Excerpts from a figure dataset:
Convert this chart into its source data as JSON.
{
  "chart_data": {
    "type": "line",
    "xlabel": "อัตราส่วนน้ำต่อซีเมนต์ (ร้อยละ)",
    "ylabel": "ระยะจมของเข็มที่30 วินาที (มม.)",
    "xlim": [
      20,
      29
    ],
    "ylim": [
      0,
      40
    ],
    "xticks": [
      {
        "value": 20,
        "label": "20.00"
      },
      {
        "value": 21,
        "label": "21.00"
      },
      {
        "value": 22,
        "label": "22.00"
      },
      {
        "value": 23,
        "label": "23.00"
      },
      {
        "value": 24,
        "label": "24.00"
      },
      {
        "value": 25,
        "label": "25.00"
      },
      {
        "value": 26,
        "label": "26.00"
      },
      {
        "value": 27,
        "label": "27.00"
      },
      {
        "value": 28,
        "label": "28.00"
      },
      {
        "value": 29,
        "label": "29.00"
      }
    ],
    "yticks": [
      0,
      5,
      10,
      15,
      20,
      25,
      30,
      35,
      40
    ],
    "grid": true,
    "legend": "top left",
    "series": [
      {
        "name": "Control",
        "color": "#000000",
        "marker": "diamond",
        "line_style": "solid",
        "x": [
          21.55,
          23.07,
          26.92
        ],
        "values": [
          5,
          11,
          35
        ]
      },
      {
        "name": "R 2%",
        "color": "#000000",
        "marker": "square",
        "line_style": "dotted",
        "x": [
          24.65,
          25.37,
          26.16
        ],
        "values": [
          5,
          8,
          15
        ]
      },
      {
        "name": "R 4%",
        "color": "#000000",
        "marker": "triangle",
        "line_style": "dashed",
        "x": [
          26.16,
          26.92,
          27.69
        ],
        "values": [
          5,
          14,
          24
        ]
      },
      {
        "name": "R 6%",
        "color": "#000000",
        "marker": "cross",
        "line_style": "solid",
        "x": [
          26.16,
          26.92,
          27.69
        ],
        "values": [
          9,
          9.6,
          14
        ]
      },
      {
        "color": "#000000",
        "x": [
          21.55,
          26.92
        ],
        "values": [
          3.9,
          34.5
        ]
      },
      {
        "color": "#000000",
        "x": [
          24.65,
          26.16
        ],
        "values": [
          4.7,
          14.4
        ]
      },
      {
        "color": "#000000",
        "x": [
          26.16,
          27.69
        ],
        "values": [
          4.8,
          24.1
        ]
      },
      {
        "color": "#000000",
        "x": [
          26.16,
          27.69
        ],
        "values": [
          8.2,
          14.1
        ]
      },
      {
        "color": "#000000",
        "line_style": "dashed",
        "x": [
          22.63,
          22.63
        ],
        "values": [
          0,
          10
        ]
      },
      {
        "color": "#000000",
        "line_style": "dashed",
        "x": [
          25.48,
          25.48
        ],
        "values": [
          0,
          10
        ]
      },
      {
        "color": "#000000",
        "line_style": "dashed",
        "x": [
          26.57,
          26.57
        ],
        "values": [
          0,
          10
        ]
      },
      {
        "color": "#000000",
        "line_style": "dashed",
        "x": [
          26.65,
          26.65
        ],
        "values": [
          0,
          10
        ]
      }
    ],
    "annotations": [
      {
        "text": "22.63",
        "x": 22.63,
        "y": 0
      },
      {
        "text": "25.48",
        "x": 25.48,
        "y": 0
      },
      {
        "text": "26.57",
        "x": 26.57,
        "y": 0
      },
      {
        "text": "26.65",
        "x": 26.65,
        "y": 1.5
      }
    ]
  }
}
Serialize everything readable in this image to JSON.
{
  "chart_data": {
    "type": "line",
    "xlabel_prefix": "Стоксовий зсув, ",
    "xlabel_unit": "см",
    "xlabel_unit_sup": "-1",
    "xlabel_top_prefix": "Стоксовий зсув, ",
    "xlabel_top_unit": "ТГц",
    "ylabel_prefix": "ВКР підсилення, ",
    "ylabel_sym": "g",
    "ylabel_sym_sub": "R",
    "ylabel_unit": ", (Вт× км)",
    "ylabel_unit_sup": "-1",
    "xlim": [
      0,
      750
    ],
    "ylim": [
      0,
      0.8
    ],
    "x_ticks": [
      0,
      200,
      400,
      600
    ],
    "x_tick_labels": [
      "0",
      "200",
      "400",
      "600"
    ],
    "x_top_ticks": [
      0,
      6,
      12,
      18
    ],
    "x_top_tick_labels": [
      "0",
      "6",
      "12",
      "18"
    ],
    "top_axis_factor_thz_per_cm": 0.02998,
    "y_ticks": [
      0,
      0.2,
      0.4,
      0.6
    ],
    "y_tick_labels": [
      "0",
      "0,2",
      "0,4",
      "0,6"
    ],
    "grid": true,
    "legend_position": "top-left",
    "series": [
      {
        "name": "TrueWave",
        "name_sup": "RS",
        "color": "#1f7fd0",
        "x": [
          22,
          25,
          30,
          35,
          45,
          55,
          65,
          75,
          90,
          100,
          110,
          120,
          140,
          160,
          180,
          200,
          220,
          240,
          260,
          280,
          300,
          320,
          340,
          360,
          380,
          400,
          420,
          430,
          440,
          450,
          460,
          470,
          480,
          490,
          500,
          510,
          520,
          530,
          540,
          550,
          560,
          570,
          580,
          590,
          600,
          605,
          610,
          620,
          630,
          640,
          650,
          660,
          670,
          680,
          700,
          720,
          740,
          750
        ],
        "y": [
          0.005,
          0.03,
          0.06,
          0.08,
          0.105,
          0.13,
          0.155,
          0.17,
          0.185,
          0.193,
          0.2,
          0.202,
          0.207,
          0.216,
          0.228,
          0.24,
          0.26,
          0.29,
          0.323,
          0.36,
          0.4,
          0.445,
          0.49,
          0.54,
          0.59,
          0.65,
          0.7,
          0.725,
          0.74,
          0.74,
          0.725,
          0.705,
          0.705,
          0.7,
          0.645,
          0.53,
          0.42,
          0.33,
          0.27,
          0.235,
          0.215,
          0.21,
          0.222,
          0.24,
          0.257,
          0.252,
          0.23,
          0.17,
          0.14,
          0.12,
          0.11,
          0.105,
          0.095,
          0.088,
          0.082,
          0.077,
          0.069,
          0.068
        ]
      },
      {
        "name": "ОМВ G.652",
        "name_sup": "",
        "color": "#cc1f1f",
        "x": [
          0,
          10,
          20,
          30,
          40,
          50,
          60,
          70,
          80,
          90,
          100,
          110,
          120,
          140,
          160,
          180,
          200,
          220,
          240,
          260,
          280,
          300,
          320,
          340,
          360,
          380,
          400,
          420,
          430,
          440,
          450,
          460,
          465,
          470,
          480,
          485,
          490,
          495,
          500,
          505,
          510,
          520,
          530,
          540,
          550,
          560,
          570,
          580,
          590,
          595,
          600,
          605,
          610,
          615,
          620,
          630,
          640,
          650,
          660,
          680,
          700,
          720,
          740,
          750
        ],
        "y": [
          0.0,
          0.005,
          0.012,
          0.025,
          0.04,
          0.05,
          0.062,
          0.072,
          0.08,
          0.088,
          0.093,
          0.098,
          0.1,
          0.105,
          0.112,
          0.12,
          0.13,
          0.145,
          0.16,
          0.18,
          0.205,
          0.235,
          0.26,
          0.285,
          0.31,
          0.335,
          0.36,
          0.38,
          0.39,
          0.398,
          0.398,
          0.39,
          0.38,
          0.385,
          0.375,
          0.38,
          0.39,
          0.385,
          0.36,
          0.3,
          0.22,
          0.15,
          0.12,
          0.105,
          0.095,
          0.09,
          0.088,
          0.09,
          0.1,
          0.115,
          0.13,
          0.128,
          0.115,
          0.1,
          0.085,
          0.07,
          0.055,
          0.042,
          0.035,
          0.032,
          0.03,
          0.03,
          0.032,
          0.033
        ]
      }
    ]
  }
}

### Requirement:
Quote all of the entries verbatim.

### Solution to this problem:
Convert this chart into its source data as JSON.
{
  "chart_data": {
    "type": "line",
    "xlabel": "อัตราส่วนน้ำต่อซีเมนต์ (ร้อยละ)",
    "ylabel": "ระยะจมของเข็มที่30 วินาที (มม.)",
    "xlim": [
      20,
      29
    ],
    "ylim": [
      0,
      40
    ],
    "xticks": [
      {
        "value": 20,
        "label": "20.00"
      },
      {
        "value": 21,
        "label": "21.00"
      },
      {
        "value": 22,
        "label": "22.00"
      },
      {
        "value": 23,
        "label": "23.00"
      },
      {
        "value": 24,
        "label": "24.00"
      },
      {
        "value": 25,
        "label": "25.00"
      },
      {
        "value": 26,
        "label": "26.00"
      },
      {
        "value": 27,
        "label": "27.00"
      },
      {
        "value": 28,
        "label": "28.00"
      },
      {
        "value": 29,
        "label": "29.00"
      }
    ],
    "yticks": [
      0,
      5,
      10,
      15,
      20,
      25,
      30,
      35,
      40
    ],
    "grid": true,
    "legend": "top left",
    "series": [
      {
        "name": "Control",
        "color": "#000000",
        "marker": "diamond",
        "line_style": "solid",
        "x": [
          21.55,
          23.07,
          26.92
        ],
        "values": [
          5,
          11,
          35
        ]
      },
      {
        "name": "R 2%",
        "color": "#000000",
        "marker": "square",
        "line_style": "dotted",
        "x": [
          24.65,
          25.37,
          26.16
        ],
        "values": [
          5,
          8,
          15
        ]
      },
      {
        "name": "R 4%",
        "color": "#000000",
        "marker": "triangle",
        "line_style": "dashed",
        "x": [
          26.16,
          26.92,
          27.69
        ],
        "values": [
          5,
          14,
          24
        ]
      },
      {
        "name": "R 6%",
        "color": "#000000",
        "marker": "cross",
        "line_style": "solid",
        "x": [
          26.16,
          26.92,
          27.69
        ],
        "values": [
          9,
          9.6,
          14
        ]
      },
      {
        "color": "#000000",
        "x": [
          21.55,
          26.92
        ],
        "values": [
          3.9,
          34.5
        ]
      },
      {
        "color": "#000000",
        "x": [
          24.65,
          26.16
        ],
        "values": [
          4.7,
          14.4
        ]
      },
      {
        "color": "#000000",
        "x": [
          26.16,
          27.69
        ],
        "values": [
          4.8,
          24.1
        ]
      },
      {
        "color": "#000000",
        "x": [
          26.16,
          27.69
        ],
        "values": [
          8.2,
          14.1
        ]
      },
      {
        "color": "#000000",
        "line_style": "dashed",
        "x": [
          22.63,
          22.63
        ],
        "values": [
          0,
          10
        ]
      },
      {
        "color": "#000000",
        "line_style": "dashed",
        "x": [
          25.48,
          25.48
        ],
        "values": [
          0,
          10
        ]
      },
      {
        "color": "#000000",
        "line_style": "dashed",
        "x": [
          26.57,
          26.57
        ],
        "values": [
          0,
          10
        ]
      },
      {
        "color": "#000000",
        "line_style": "dashed",
        "x": [
          26.65,
          26.65
        ],
        "values": [
          0,
          10
        ]
      }
    ],
    "annotations": [
      {
        "text": "22.63",
        "x": 22.63,
        "y": 0
      },
      {
        "text": "25.48",
        "x": 25.48,
        "y": 0
      },
      {
        "text": "26.57",
        "x": 26.57,
        "y": 0
      },
      {
        "text": "26.65",
        "x": 26.65,
        "y": 1.5
      }
    ]
  }
}
Serialize everything readable in this image to JSON.
{
  "chart_data": {
    "type": "line",
    "xlabel_prefix": "Стоксовий зсув, ",
    "xlabel_unit": "см",
    "xlabel_unit_sup": "-1",
    "xlabel_top_prefix": "Стоксовий зсув, ",
    "xlabel_top_unit": "ТГц",
    "ylabel_prefix": "ВКР підсилення, ",
    "ylabel_sym": "g",
    "ylabel_sym_sub": "R",
    "ylabel_unit": ", (Вт× км)",
    "ylabel_unit_sup": "-1",
    "xlim": [
      0,
      750
    ],
    "ylim": [
      0,
      0.8
    ],
    "x_ticks": [
      0,
      200,
      400,
      600
    ],
    "x_tick_labels": [
      "0",
      "200",
      "400",
      "600"
    ],
    "x_top_ticks": [
      0,
      6,
      12,
      18
    ],
    "x_top_tick_labels": [
      "0",
      "6",
      "12",
      "18"
    ],
    "top_axis_factor_thz_per_cm": 0.02998,
    "y_ticks": [
      0,
      0.2,
      0.4,
      0.6
    ],
    "y_tick_labels": [
      "0",
      "0,2",
      "0,4",
      "0,6"
    ],
    "grid": true,
    "legend_position": "top-left",
    "series": [
      {
        "name": "TrueWave",
        "name_sup": "RS",
        "color": "#1f7fd0",
        "x": [
          22,
          25,
          30,
          35,
          45,
          55,
          65,
          75,
          90,
          100,
          110,
          120,
          140,
          160,
          180,
          200,
          220,
          240,
          260,
          280,
          300,
          320,
          340,
          360,
          380,
          400,
          420,
          430,
          440,
          450,
          460,
          470,
          480,
          490,
          500,
          510,
          520,
          530,
          540,
          550,
          560,
          570,
          580,
          590,
          600,
          605,
          610,
          620,
          630,
          640,
          650,
          660,
          670,
          680,
          700,
          720,
          740,
          750
        ],
        "y": [
          0.005,
          0.03,
          0.06,
          0.08,
          0.105,
          0.13,
          0.155,
          0.17,
          0.185,
          0.193,
          0.2,
          0.202,
          0.207,
          0.216,
          0.228,
          0.24,
          0.26,
          0.29,
          0.323,
          0.36,
          0.4,
          0.445,
          0.49,
          0.54,
          0.59,
          0.65,
          0.7,
          0.725,
          0.74,
          0.74,
          0.725,
          0.705,
          0.705,
          0.7,
          0.645,
          0.53,
          0.42,
          0.33,
          0.27,
          0.235,
          0.215,
          0.21,
          0.222,
          0.24,
          0.257,
          0.252,
          0.23,
          0.17,
          0.14,
          0.12,
          0.11,
          0.105,
          0.095,
          0.088,
          0.082,
          0.077,
          0.069,
          0.068
        ]
      },
      {
        "name": "ОМВ G.652",
        "name_sup": "",
        "color": "#cc1f1f",
        "x": [
          0,
          10,
          20,
          30,
          40,
          50,
          60,
          70,
          80,
          90,
          100,
          110,
          120,
          140,
          160,
          180,
          200,
          220,
          240,
          260,
          280,
          300,
          320,
          340,
          360,
          380,
          400,
          420,
          430,
          440,
          450,
          460,
          465,
          470,
          480,
          485,
          490,
          495,
          500,
          505,
          510,
          520,
          530,
          540,
          550,
          560,
          570,
          580,
          590,
          595,
          600,
          605,
          610,
          615,
          620,
          630,
          640,
          650,
          660,
          680,
          700,
          720,
          740,
          750
        ],
        "y": [
          0.0,
          0.005,
          0.012,
          0.025,
          0.04,
          0.05,
          0.062,
          0.072,
          0.08,
          0.088,
          0.093,
          0.098,
          0.1,
          0.105,
          0.112,
          0.12,
          0.13,
          0.145,
          0.16,
          0.18,
          0.205,
          0.235,
          0.26,
          0.285,
          0.31,
          0.335,
          0.36,
          0.38,
          0.39,
          0.398,
          0.398,
          0.39,
          0.38,
          0.385,
          0.375,
          0.38,
          0.39,
          0.385,
          0.36,
          0.3,
          0.22,
          0.15,
          0.12,
          0.105,
          0.095,
          0.09,
          0.088,
          0.09,
          0.1,
          0.115,
          0.13,
          0.128,
          0.115,
          0.1,
          0.085,
          0.07,
          0.055,
          0.042,
          0.035,
          0.032,
          0.03,
          0.03,
          0.032,
          0.033
        ]
      }
    ]
  }
}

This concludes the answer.